Text section:
====
This article is part of Social Musings by Austin's The Year in Music series inspired by the Ol Skool Hangout / DFW Facebook and Instagram group (https://www.instagram.com/ol_skool_dfw).
I had just finished freshman year at The University of Texas at Austin and was sticking around in my college stomping-grounds of Austin, Texas for the summer of 1997. After spending most of my childhood years in Dallas, apparently I just couldn’t get enough of my new favorite hometown.
Perhaps playing a big, beneficial role in my mind was the recent memory of an epic event, which served as an appropriate end to my freshman year. That event was the Matchbox Twenty concert at the Sig Ep house. Similar to how Pearl Jam was booked for Lollapalooza '92 before their real fame emerged (as I discussed in the Year in Music series here: https://www.socialmusingsbyaustin.com/post/the-year-in-music-and-the-concert-that-changed-me-forever), somehow the geniuses over at Sig Ep had negotiated a sweet deal to have Matchbox Twenty come play a Texas fraternity party well before they became one of the most famous bands in the world at that time.
Talk about good timing - right about the time that Matchbox Twenty was peaking at #1 in the Billboard charts with their first single “Push”, the Sig Eps were hosting the biggest end-of-the-school year party that the Forty Acres had seen in some time.
The Sigma Phi Epsilon brothers were very gracious in letting me attend their event. It felt surreal that a college fraternity in Austin, Texas was hosting the world’s #1 band. But that kind of stuff still happens in Austin.
There actually was some rhyme to the reason for remaining in Austin after my first year of college. The entire reason I matriculated at UT-Austin was to be in Austin, The Live Music Capital of the World.
While I was in a band in high school, I had the sense that playing music would not be my professional career. However, I thought perhaps a career in the business of music might be my calling. Below is a picture of me at 14 years old, shredding the Stratocaster, proudly displaying my Lollapolooza '92 T-Shirt.
That summer of 1997, I somehow obtained an internship with an artist management agency and event management company, Direct Events, which was based out at the Backyard in Bee Cave, Texas. Part of the perks of this internship was seeing every single show (backstage) which Direct Events put on that summer - both at the Backyard and at Austin Music Hall. I really wish I had saved all of the backstage passes from the summer.
====
Set tasks:
1. From the post about summer 1997 in Austin, copy the passage from "I had just finished" to "new favorite hometown." word for word.
2. Turn the paragraph that begins "That summer of 1997, I somehow obtained" in the post about summer 1997 in Austin into a short bulleted list that keeps its main facts.
====
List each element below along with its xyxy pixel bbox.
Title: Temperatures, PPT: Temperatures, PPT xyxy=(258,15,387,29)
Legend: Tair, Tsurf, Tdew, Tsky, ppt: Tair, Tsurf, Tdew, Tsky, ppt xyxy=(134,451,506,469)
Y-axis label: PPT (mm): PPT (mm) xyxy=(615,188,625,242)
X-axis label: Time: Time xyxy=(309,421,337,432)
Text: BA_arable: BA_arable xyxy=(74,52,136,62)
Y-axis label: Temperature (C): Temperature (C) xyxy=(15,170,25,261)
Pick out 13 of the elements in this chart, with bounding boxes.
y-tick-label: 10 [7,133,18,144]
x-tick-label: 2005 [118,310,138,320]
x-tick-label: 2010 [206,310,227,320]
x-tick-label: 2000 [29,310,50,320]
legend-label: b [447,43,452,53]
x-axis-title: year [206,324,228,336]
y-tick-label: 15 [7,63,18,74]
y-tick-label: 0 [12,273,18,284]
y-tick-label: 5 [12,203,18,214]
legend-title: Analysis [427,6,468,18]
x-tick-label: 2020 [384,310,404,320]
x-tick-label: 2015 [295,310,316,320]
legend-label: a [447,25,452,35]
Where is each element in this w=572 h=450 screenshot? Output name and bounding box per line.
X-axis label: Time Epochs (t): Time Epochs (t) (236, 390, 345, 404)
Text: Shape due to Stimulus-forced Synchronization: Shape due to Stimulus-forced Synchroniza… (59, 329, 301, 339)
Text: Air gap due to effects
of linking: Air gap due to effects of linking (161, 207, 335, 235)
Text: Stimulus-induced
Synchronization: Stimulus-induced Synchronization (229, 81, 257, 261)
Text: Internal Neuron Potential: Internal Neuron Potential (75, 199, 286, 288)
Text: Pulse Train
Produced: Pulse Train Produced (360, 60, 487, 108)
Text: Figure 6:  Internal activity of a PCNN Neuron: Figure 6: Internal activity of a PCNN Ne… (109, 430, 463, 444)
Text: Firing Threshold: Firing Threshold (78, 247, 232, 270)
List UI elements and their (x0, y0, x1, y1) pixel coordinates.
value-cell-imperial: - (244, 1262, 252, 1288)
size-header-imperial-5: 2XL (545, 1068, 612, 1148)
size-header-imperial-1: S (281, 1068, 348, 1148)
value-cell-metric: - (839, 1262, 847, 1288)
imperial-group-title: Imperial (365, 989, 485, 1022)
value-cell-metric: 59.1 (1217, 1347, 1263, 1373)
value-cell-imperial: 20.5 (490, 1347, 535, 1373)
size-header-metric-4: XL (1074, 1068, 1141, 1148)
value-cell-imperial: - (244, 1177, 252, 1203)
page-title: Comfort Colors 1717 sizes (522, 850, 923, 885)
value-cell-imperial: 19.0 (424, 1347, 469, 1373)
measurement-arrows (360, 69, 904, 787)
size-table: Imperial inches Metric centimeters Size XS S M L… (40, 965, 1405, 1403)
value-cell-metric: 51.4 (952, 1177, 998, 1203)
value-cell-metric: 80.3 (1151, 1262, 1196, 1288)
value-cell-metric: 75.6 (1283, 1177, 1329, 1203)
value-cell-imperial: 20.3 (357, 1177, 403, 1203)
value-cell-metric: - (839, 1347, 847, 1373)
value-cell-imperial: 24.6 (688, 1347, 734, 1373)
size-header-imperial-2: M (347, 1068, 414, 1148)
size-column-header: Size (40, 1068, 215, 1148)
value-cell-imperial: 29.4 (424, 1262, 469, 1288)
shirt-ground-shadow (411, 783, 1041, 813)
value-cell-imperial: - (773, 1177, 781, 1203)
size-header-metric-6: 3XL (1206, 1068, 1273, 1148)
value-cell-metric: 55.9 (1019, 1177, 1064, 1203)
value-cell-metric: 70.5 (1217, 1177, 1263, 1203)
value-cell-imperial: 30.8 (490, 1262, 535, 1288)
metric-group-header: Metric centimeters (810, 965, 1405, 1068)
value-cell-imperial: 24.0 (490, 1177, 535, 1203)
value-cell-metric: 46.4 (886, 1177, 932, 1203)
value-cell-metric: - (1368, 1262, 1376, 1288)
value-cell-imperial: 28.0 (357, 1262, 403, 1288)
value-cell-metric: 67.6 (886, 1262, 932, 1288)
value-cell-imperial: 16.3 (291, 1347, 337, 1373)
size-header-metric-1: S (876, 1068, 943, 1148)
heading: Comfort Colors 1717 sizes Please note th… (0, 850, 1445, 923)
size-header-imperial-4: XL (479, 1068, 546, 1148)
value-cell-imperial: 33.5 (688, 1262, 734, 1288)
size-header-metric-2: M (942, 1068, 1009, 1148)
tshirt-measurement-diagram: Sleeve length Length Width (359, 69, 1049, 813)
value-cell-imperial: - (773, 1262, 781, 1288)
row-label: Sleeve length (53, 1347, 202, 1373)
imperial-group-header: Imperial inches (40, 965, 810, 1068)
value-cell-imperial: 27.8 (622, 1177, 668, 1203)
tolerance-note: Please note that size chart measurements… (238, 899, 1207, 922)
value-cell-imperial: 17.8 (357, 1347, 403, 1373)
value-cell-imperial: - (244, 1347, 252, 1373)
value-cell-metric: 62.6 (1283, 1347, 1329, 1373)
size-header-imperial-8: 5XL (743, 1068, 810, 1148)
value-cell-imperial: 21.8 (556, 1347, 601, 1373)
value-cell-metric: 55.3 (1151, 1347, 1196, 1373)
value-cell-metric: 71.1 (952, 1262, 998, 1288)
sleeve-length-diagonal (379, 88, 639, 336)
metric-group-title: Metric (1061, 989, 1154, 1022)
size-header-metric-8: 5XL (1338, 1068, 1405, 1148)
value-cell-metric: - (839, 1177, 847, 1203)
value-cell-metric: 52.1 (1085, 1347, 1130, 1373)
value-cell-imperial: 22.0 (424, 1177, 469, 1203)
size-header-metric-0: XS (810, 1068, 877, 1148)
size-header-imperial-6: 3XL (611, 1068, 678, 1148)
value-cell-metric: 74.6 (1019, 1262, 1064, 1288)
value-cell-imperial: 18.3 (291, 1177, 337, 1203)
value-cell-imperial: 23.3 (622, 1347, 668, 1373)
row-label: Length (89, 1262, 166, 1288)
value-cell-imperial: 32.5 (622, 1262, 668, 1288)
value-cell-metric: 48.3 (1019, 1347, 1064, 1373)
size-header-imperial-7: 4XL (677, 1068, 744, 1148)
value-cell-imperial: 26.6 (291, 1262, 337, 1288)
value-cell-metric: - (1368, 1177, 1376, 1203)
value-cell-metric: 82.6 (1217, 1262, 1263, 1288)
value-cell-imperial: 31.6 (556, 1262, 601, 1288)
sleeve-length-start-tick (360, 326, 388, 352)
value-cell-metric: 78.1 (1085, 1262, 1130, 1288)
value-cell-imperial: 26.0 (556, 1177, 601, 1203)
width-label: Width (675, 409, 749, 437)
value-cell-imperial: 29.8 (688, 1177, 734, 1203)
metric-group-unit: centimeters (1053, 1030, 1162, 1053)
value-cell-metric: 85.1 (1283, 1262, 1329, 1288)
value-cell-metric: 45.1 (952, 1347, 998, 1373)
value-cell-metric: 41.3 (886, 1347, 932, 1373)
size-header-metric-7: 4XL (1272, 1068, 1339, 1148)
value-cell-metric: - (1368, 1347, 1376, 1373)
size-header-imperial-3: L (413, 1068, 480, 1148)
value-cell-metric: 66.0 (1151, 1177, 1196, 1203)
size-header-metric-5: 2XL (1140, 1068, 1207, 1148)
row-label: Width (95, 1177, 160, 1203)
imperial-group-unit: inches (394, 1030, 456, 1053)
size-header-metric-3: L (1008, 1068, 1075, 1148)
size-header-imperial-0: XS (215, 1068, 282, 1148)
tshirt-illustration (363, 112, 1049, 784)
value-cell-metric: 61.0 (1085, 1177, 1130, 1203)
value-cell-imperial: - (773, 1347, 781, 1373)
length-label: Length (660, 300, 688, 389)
====
Responses in order:
1.
I had just finished freshman year at The University of Texas at Austin and was sticking around in my college stomping-grounds of Austin, Texas for the summer of 1997. After spending most of my childhood years in Dallas, apparently I just couldn’t get enough of my new favorite hometown.

2.
- Summer 1997: internship with Direct Events, an artist management and event management company based at the Backyard in Bee Cave, Texas
- Perk: seeing every show Direct Events put on that summer from backstage, at both the Backyard and Austin Music Hall
- Regret: not saving the backstage passes from that summer